### SET EXERCISE
Report every line below that holds the word "ECMWF".

Records from a collection of figures:

┄┄┄┄┄┄

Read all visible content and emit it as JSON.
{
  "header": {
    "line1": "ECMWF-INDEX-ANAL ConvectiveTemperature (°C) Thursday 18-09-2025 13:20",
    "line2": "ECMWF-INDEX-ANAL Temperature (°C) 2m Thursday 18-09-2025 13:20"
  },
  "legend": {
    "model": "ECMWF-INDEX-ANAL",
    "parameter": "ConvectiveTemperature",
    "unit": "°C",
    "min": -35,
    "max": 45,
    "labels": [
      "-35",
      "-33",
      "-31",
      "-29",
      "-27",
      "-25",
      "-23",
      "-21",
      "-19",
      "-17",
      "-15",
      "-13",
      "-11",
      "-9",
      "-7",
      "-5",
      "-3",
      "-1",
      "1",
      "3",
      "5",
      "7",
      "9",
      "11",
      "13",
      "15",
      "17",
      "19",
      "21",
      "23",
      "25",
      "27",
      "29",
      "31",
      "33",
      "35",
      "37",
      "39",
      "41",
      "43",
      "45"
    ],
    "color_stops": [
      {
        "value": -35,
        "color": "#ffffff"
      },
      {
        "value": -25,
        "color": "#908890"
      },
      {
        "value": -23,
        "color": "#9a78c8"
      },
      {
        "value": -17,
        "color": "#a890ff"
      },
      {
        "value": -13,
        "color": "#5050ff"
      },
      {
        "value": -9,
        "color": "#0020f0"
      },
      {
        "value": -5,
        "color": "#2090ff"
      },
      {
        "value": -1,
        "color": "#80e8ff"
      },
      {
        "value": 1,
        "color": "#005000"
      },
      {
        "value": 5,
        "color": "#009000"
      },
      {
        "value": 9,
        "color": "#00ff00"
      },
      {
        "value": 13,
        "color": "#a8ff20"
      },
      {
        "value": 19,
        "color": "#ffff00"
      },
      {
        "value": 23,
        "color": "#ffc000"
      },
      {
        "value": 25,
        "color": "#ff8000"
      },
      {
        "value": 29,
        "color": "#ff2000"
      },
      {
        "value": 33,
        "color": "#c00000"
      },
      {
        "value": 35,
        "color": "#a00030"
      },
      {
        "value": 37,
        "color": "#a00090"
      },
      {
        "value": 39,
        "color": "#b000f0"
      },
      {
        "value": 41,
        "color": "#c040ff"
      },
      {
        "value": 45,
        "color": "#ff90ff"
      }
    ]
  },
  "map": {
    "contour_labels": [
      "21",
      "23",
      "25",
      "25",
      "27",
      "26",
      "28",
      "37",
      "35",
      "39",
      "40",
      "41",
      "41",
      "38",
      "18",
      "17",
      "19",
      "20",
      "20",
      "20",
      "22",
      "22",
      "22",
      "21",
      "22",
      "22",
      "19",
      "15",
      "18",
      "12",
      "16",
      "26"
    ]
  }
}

┄┄┄┄┄┄

### EXERCISE OUTPUT
    "line1": "ECMWF-INDEX-ANAL ConvectiveTemperature (°C) Thursday 18-09-2025 13:20",
    "line2": "ECMWF-INDEX-ANAL Temperature (°C) 2m Thursday 18-09-2025 13:20"
    "model": "ECMWF-INDEX-ANAL",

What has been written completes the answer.